## GIVEN REQUEST
Search the entries for the word "provides" and pull out each line that has it.

----- RECORDS PROVIDED -----

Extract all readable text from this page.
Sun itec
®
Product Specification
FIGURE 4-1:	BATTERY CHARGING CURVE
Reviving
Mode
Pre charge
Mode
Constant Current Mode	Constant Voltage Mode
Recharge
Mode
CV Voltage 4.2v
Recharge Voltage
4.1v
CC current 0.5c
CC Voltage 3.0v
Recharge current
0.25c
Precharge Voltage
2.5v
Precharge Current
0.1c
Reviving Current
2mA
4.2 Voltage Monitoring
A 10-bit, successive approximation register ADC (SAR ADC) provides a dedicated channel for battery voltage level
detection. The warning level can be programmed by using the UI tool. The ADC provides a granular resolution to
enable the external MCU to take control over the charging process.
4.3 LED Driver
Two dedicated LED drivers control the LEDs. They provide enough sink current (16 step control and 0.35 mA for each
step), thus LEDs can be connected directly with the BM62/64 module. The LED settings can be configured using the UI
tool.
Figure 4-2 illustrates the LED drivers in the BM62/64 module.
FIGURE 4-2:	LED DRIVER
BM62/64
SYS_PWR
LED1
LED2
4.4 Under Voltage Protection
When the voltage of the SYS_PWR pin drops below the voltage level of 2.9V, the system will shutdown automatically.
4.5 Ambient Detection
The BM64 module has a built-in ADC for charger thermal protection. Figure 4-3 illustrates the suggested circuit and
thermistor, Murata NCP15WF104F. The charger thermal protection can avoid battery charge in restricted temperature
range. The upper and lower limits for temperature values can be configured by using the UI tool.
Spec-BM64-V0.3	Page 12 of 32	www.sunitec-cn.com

-----

## TASK ANSWER
A 10-bit, successive approximation register ADC (SAR ADC) provides a dedicated channel for battery voltage level
detection. The warning level can be programmed by using the UI tool. The ADC provides a granular resolution to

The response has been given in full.